OBJECTIVE: Reproduce the records exactly.

RECORDS FOR THIS EXERCISE:
# # # # # # #

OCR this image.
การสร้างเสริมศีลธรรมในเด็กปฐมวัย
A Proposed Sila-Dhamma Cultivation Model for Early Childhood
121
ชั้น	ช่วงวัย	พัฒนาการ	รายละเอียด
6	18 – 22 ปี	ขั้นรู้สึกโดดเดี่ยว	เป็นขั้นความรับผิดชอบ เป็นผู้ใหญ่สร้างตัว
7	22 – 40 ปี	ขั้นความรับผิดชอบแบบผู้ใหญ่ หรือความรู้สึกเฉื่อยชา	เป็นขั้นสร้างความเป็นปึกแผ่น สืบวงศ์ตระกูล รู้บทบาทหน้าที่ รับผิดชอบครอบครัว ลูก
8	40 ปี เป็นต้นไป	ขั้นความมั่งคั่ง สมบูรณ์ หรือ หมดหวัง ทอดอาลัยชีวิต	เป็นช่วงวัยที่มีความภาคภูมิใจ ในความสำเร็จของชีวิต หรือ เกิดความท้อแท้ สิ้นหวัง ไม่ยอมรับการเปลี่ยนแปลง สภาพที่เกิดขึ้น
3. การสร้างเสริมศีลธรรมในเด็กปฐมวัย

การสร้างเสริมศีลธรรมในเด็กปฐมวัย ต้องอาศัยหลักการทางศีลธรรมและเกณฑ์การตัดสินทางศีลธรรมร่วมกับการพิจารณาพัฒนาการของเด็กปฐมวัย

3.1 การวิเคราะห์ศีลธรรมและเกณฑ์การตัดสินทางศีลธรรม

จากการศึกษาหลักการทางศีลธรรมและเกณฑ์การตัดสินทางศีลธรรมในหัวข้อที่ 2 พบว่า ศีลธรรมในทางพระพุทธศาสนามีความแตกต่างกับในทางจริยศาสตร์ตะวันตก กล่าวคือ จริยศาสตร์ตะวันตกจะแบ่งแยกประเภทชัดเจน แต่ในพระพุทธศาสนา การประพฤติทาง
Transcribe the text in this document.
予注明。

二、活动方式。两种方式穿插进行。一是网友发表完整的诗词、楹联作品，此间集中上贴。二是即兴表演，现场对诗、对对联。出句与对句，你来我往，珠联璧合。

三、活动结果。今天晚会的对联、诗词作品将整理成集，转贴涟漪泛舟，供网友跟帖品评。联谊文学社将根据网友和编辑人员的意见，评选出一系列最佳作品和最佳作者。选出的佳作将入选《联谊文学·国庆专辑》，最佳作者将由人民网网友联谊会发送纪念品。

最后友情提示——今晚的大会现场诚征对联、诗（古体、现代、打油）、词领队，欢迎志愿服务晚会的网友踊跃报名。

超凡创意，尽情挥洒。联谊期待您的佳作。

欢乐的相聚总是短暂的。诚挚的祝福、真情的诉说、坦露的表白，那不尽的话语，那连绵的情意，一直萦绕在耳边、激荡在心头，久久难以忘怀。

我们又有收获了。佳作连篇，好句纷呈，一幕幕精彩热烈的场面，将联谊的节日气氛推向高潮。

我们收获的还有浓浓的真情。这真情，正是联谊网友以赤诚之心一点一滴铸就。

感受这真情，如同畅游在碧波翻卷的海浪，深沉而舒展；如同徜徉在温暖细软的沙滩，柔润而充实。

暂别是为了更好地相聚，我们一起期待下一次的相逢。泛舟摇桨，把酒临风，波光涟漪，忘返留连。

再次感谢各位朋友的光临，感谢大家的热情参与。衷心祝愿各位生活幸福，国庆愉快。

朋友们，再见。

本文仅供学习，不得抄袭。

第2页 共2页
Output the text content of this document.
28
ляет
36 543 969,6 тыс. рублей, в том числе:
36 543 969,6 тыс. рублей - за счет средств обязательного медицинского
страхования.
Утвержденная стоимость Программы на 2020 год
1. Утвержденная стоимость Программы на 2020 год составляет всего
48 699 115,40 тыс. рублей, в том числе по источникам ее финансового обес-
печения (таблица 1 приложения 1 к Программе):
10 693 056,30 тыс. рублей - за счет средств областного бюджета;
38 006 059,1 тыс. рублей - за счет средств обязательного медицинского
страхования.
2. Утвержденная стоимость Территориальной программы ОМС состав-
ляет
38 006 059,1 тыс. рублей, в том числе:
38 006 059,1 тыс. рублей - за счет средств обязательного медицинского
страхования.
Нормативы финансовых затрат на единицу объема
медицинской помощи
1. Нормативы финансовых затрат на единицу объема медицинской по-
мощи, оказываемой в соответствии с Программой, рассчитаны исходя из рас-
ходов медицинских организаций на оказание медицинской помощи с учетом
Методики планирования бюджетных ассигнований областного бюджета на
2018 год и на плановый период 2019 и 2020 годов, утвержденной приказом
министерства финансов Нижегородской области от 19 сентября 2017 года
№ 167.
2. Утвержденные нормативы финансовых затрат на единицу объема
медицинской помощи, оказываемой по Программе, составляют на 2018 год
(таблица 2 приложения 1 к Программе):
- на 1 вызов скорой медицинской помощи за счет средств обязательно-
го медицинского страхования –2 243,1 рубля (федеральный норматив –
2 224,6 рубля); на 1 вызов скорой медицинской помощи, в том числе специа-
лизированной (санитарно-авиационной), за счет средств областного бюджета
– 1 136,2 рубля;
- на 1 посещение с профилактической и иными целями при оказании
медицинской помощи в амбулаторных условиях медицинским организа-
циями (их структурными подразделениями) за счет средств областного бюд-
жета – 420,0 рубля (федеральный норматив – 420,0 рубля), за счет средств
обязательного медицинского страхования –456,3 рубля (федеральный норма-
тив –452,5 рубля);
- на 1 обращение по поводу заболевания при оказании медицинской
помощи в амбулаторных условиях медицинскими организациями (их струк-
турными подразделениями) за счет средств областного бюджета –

# # # # # # #

TASK RESULT:
OCR this image.
การสร้างเสริมศีลธรรมในเด็กปฐมวัย
A Proposed Sila-Dhamma Cultivation Model for Early Childhood
121
ชั้น	ช่วงวัย	พัฒนาการ	รายละเอียด
6	18 – 22 ปี	ขั้นรู้สึกโดดเดี่ยว	เป็นขั้นความรับผิดชอบ เป็นผู้ใหญ่สร้างตัว
7	22 – 40 ปี	ขั้นความรับผิดชอบแบบผู้ใหญ่ หรือความรู้สึกเฉื่อยชา	เป็นขั้นสร้างความเป็นปึกแผ่น สืบวงศ์ตระกูล รู้บทบาทหน้าที่ รับผิดชอบครอบครัว ลูก
8	40 ปี เป็นต้นไป	ขั้นความมั่งคั่ง สมบูรณ์ หรือ หมดหวัง ทอดอาลัยชีวิต	เป็นช่วงวัยที่มีความภาคภูมิใจ ในความสำเร็จของชีวิต หรือ เกิดความท้อแท้ สิ้นหวัง ไม่ยอมรับการเปลี่ยนแปลง สภาพที่เกิดขึ้น
3. การสร้างเสริมศีลธรรมในเด็กปฐมวัย

การสร้างเสริมศีลธรรมในเด็กปฐมวัย ต้องอาศัยหลักการทางศีลธรรมและเกณฑ์การตัดสินทางศีลธรรมร่วมกับการพิจารณาพัฒนาการของเด็กปฐมวัย

3.1 การวิเคราะห์ศีลธรรมและเกณฑ์การตัดสินทางศีลธรรม

จากการศึกษาหลักการทางศีลธรรมและเกณฑ์การตัดสินทางศีลธรรมในหัวข้อที่ 2 พบว่า ศีลธรรมในทางพระพุทธศาสนามีความแตกต่างกับในทางจริยศาสตร์ตะวันตก กล่าวคือ จริยศาสตร์ตะวันตกจะแบ่งแยกประเภทชัดเจน แต่ในพระพุทธศาสนา การประพฤติทาง
Transcribe the text in this document.
予注明。

二、活动方式。两种方式穿插进行。一是网友发表完整的诗词、楹联作品，此间集中上贴。二是即兴表演，现场对诗、对对联。出句与对句，你来我往，珠联璧合。

三、活动结果。今天晚会的对联、诗词作品将整理成集，转贴涟漪泛舟，供网友跟帖品评。联谊文学社将根据网友和编辑人员的意见，评选出一系列最佳作品和最佳作者。选出的佳作将入选《联谊文学·国庆专辑》，最佳作者将由人民网网友联谊会发送纪念品。

最后友情提示——今晚的大会现场诚征对联、诗（古体、现代、打油）、词领队，欢迎志愿服务晚会的网友踊跃报名。

超凡创意，尽情挥洒。联谊期待您的佳作。

欢乐的相聚总是短暂的。诚挚的祝福、真情的诉说、坦露的表白，那不尽的话语，那连绵的情意，一直萦绕在耳边、激荡在心头，久久难以忘怀。

我们又有收获了。佳作连篇，好句纷呈，一幕幕精彩热烈的场面，将联谊的节日气氛推向高潮。

我们收获的还有浓浓的真情。这真情，正是联谊网友以赤诚之心一点一滴铸就。

感受这真情，如同畅游在碧波翻卷的海浪，深沉而舒展；如同徜徉在温暖细软的沙滩，柔润而充实。

暂别是为了更好地相聚，我们一起期待下一次的相逢。泛舟摇桨，把酒临风，波光涟漪，忘返留连。

再次感谢各位朋友的光临，感谢大家的热情参与。衷心祝愿各位生活幸福，国庆愉快。

朋友们，再见。

本文仅供学习，不得抄袭。

第2页 共2页
Output the text content of this document.
28
ляет
36 543 969,6 тыс. рублей, в том числе:
36 543 969,6 тыс. рублей - за счет средств обязательного медицинского
страхования.
Утвержденная стоимость Программы на 2020 год
1. Утвержденная стоимость Программы на 2020 год составляет всего
48 699 115,40 тыс. рублей, в том числе по источникам ее финансового обес-
печения (таблица 1 приложения 1 к Программе):
10 693 056,30 тыс. рублей - за счет средств областного бюджета;
38 006 059,1 тыс. рублей - за счет средств обязательного медицинского
страхования.
2. Утвержденная стоимость Территориальной программы ОМС состав-
ляет
38 006 059,1 тыс. рублей, в том числе:
38 006 059,1 тыс. рублей - за счет средств обязательного медицинского
страхования.
Нормативы финансовых затрат на единицу объема
медицинской помощи
1. Нормативы финансовых затрат на единицу объема медицинской по-
мощи, оказываемой в соответствии с Программой, рассчитаны исходя из рас-
ходов медицинских организаций на оказание медицинской помощи с учетом
Методики планирования бюджетных ассигнований областного бюджета на
2018 год и на плановый период 2019 и 2020 годов, утвержденной приказом
министерства финансов Нижегородской области от 19 сентября 2017 года
№ 167.
2. Утвержденные нормативы финансовых затрат на единицу объема
медицинской помощи, оказываемой по Программе, составляют на 2018 год
(таблица 2 приложения 1 к Программе):
- на 1 вызов скорой медицинской помощи за счет средств обязательно-
го медицинского страхования –2 243,1 рубля (федеральный норматив –
2 224,6 рубля); на 1 вызов скорой медицинской помощи, в том числе специа-
лизированной (санитарно-авиационной), за счет средств областного бюджета
– 1 136,2 рубля;
- на 1 посещение с профилактической и иными целями при оказании
медицинской помощи в амбулаторных условиях медицинским организа-
циями (их структурными подразделениями) за счет средств областного бюд-
жета – 420,0 рубля (федеральный норматив – 420,0 рубля), за счет средств
обязательного медицинского страхования –456,3 рубля (федеральный норма-
тив –452,5 рубля);
- на 1 обращение по поводу заболевания при оказании медицинской
помощи в амбулаторных условиях медицинскими организациями (их струк-
турными подразделениями) за счет средств областного бюджета –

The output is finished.